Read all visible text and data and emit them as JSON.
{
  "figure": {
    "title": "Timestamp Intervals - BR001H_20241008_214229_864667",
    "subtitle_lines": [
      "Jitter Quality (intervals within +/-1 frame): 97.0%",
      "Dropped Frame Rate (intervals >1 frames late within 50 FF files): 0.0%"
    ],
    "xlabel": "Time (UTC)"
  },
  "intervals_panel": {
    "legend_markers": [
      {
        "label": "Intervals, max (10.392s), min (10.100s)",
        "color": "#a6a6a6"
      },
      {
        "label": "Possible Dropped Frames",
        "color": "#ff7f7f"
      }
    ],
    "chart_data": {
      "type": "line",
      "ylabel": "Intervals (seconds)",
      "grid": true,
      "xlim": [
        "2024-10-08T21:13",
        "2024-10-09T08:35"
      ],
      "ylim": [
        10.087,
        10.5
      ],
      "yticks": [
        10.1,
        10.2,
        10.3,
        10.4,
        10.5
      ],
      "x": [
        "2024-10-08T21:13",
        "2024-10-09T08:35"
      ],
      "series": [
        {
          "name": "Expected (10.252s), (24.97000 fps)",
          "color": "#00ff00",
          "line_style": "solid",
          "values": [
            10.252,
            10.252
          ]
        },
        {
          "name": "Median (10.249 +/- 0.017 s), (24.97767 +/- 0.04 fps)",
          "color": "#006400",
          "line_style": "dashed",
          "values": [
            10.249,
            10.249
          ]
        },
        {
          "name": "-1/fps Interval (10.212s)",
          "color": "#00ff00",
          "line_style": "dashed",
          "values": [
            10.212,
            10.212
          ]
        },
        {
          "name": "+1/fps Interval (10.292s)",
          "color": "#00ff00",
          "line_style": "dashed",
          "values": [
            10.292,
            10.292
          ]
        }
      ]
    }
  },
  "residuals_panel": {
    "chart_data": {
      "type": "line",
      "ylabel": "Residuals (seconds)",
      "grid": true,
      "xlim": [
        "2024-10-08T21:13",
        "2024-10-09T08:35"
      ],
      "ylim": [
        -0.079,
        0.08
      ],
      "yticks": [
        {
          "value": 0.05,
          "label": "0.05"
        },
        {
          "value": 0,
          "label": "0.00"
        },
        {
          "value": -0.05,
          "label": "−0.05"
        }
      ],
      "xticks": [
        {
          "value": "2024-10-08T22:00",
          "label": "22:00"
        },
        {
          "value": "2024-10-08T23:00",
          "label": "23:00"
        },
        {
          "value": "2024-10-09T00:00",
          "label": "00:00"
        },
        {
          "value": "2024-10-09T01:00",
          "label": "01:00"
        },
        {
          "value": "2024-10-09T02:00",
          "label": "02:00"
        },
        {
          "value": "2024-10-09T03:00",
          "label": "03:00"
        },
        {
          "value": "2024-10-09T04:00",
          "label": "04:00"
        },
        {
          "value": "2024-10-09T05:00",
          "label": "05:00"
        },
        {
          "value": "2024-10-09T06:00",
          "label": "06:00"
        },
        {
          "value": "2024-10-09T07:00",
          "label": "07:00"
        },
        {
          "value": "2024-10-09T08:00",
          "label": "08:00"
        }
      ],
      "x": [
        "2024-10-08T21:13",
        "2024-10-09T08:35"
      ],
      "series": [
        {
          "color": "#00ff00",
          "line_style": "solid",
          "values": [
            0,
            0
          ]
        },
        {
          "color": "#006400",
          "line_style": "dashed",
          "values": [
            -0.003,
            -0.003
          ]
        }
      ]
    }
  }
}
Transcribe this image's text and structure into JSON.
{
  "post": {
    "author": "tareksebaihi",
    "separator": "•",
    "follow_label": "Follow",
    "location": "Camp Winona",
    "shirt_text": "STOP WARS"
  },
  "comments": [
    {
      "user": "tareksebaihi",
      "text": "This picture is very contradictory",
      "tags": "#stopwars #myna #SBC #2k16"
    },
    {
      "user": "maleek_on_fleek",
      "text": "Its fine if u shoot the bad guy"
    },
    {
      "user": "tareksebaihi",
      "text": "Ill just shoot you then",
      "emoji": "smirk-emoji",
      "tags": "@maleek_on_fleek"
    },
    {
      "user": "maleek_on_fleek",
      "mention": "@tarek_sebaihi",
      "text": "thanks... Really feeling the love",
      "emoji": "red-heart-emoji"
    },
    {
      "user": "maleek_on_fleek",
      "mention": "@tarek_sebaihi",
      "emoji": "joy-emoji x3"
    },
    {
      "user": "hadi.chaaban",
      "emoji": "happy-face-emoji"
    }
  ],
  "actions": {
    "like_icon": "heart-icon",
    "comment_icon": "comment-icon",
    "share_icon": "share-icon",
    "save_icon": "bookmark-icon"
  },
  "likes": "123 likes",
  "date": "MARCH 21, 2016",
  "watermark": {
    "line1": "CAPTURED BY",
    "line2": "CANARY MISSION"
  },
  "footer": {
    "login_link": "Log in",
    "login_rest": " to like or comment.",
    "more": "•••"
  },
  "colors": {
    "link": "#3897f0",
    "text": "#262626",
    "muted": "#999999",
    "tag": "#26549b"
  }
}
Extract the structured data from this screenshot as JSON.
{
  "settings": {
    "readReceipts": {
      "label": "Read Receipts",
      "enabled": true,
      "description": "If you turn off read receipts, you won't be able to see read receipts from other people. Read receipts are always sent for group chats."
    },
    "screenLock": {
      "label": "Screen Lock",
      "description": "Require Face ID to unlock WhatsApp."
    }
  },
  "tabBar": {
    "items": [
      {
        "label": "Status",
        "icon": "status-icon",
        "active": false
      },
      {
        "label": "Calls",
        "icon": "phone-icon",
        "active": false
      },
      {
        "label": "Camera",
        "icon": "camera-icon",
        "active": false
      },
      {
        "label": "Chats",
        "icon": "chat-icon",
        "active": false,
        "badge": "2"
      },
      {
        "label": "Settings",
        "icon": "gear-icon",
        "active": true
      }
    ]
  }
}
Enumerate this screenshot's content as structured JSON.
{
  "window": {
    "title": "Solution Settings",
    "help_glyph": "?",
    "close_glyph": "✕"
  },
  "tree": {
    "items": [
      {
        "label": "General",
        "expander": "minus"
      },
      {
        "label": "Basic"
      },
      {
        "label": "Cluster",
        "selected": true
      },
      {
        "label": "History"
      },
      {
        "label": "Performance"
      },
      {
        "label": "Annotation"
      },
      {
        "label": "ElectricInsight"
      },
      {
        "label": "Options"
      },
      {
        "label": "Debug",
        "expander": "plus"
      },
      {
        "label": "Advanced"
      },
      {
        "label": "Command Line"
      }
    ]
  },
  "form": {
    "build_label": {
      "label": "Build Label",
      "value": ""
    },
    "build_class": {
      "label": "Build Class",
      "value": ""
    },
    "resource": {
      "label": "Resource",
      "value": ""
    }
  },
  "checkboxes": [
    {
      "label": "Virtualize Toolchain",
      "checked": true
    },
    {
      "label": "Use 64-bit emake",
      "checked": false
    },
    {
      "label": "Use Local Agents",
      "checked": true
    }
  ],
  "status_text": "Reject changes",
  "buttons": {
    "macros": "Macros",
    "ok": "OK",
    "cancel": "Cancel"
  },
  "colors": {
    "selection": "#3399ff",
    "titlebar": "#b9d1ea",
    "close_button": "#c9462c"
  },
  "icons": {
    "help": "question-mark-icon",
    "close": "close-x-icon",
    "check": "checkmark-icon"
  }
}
###
Write out all the lines again, exactly as they are.

Problem solution:
Read all visible text and data and emit them as JSON.
{
  "figure": {
    "title": "Timestamp Intervals - BR001H_20241008_214229_864667",
    "subtitle_lines": [
      "Jitter Quality (intervals within +/-1 frame): 97.0%",
      "Dropped Frame Rate (intervals >1 frames late within 50 FF files): 0.0%"
    ],
    "xlabel": "Time (UTC)"
  },
  "intervals_panel": {
    "legend_markers": [
      {
        "label": "Intervals, max (10.392s), min (10.100s)",
        "color": "#a6a6a6"
      },
      {
        "label": "Possible Dropped Frames",
        "color": "#ff7f7f"
      }
    ],
    "chart_data": {
      "type": "line",
      "ylabel": "Intervals (seconds)",
      "grid": true,
      "xlim": [
        "2024-10-08T21:13",
        "2024-10-09T08:35"
      ],
      "ylim": [
        10.087,
        10.5
      ],
      "yticks": [
        10.1,
        10.2,
        10.3,
        10.4,
        10.5
      ],
      "x": [
        "2024-10-08T21:13",
        "2024-10-09T08:35"
      ],
      "series": [
        {
          "name": "Expected (10.252s), (24.97000 fps)",
          "color": "#00ff00",
          "line_style": "solid",
          "values": [
            10.252,
            10.252
          ]
        },
        {
          "name": "Median (10.249 +/- 0.017 s), (24.97767 +/- 0.04 fps)",
          "color": "#006400",
          "line_style": "dashed",
          "values": [
            10.249,
            10.249
          ]
        },
        {
          "name": "-1/fps Interval (10.212s)",
          "color": "#00ff00",
          "line_style": "dashed",
          "values": [
            10.212,
            10.212
          ]
        },
        {
          "name": "+1/fps Interval (10.292s)",
          "color": "#00ff00",
          "line_style": "dashed",
          "values": [
            10.292,
            10.292
          ]
        }
      ]
    }
  },
  "residuals_panel": {
    "chart_data": {
      "type": "line",
      "ylabel": "Residuals (seconds)",
      "grid": true,
      "xlim": [
        "2024-10-08T21:13",
        "2024-10-09T08:35"
      ],
      "ylim": [
        -0.079,
        0.08
      ],
      "yticks": [
        {
          "value": 0.05,
          "label": "0.05"
        },
        {
          "value": 0,
          "label": "0.00"
        },
        {
          "value": -0.05,
          "label": "−0.05"
        }
      ],
      "xticks": [
        {
          "value": "2024-10-08T22:00",
          "label": "22:00"
        },
        {
          "value": "2024-10-08T23:00",
          "label": "23:00"
        },
        {
          "value": "2024-10-09T00:00",
          "label": "00:00"
        },
        {
          "value": "2024-10-09T01:00",
          "label": "01:00"
        },
        {
          "value": "2024-10-09T02:00",
          "label": "02:00"
        },
        {
          "value": "2024-10-09T03:00",
          "label": "03:00"
        },
        {
          "value": "2024-10-09T04:00",
          "label": "04:00"
        },
        {
          "value": "2024-10-09T05:00",
          "label": "05:00"
        },
        {
          "value": "2024-10-09T06:00",
          "label": "06:00"
        },
        {
          "value": "2024-10-09T07:00",
          "label": "07:00"
        },
        {
          "value": "2024-10-09T08:00",
          "label": "08:00"
        }
      ],
      "x": [
        "2024-10-08T21:13",
        "2024-10-09T08:35"
      ],
      "series": [
        {
          "color": "#00ff00",
          "line_style": "solid",
          "values": [
            0,
            0
          ]
        },
        {
          "color": "#006400",
          "line_style": "dashed",
          "values": [
            -0.003,
            -0.003
          ]
        }
      ]
    }
  }
}
Transcribe this image's text and structure into JSON.
{
  "post": {
    "author": "tareksebaihi",
    "separator": "•",
    "follow_label": "Follow",
    "location": "Camp Winona",
    "shirt_text": "STOP WARS"
  },
  "comments": [
    {
      "user": "tareksebaihi",
      "text": "This picture is very contradictory",
      "tags": "#stopwars #myna #SBC #2k16"
    },
    {
      "user": "maleek_on_fleek",
      "text": "Its fine if u shoot the bad guy"
    },
    {
      "user": "tareksebaihi",
      "text": "Ill just shoot you then",
      "emoji": "smirk-emoji",
      "tags": "@maleek_on_fleek"
    },
    {
      "user": "maleek_on_fleek",
      "mention": "@tarek_sebaihi",
      "text": "thanks... Really feeling the love",
      "emoji": "red-heart-emoji"
    },
    {
      "user": "maleek_on_fleek",
      "mention": "@tarek_sebaihi",
      "emoji": "joy-emoji x3"
    },
    {
      "user": "hadi.chaaban",
      "emoji": "happy-face-emoji"
    }
  ],
  "actions": {
    "like_icon": "heart-icon",
    "comment_icon": "comment-icon",
    "share_icon": "share-icon",
    "save_icon": "bookmark-icon"
  },
  "likes": "123 likes",
  "date": "MARCH 21, 2016",
  "watermark": {
    "line1": "CAPTURED BY",
    "line2": "CANARY MISSION"
  },
  "footer": {
    "login_link": "Log in",
    "login_rest": " to like or comment.",
    "more": "•••"
  },
  "colors": {
    "link": "#3897f0",
    "text": "#262626",
    "muted": "#999999",
    "tag": "#26549b"
  }
}
Extract the structured data from this screenshot as JSON.
{
  "settings": {
    "readReceipts": {
      "label": "Read Receipts",
      "enabled": true,
      "description": "If you turn off read receipts, you won't be able to see read receipts from other people. Read receipts are always sent for group chats."
    },
    "screenLock": {
      "label": "Screen Lock",
      "description": "Require Face ID to unlock WhatsApp."
    }
  },
  "tabBar": {
    "items": [
      {
        "label": "Status",
        "icon": "status-icon",
        "active": false
      },
      {
        "label": "Calls",
        "icon": "phone-icon",
        "active": false
      },
      {
        "label": "Camera",
        "icon": "camera-icon",
        "active": false
      },
      {
        "label": "Chats",
        "icon": "chat-icon",
        "active": false,
        "badge": "2"
      },
      {
        "label": "Settings",
        "icon": "gear-icon",
        "active": true
      }
    ]
  }
}
Enumerate this screenshot's content as structured JSON.
{
  "window": {
    "title": "Solution Settings",
    "help_glyph": "?",
    "close_glyph": "✕"
  },
  "tree": {
    "items": [
      {
        "label": "General",
        "expander": "minus"
      },
      {
        "label": "Basic"
      },
      {
        "label": "Cluster",
        "selected": true
      },
      {
        "label": "History"
      },
      {
        "label": "Performance"
      },
      {
        "label": "Annotation"
      },
      {
        "label": "ElectricInsight"
      },
      {
        "label": "Options"
      },
      {
        "label": "Debug",
        "expander": "plus"
      },
      {
        "label": "Advanced"
      },
      {
        "label": "Command Line"
      }
    ]
  },
  "form": {
    "build_label": {
      "label": "Build Label",
      "value": ""
    },
    "build_class": {
      "label": "Build Class",
      "value": ""
    },
    "resource": {
      "label": "Resource",
      "value": ""
    }
  },
  "checkboxes": [
    {
      "label": "Virtualize Toolchain",
      "checked": true
    },
    {
      "label": "Use 64-bit emake",
      "checked": false
    },
    {
      "label": "Use Local Agents",
      "checked": true
    }
  ],
  "status_text": "Reject changes",
  "buttons": {
    "macros": "Macros",
    "ok": "OK",
    "cancel": "Cancel"
  },
  "colors": {
    "selection": "#3399ff",
    "titlebar": "#b9d1ea",
    "close_button": "#c9462c"
  },
  "icons": {
    "help": "question-mark-icon",
    "close": "close-x-icon",
    "check": "checkmark-icon"
  }
}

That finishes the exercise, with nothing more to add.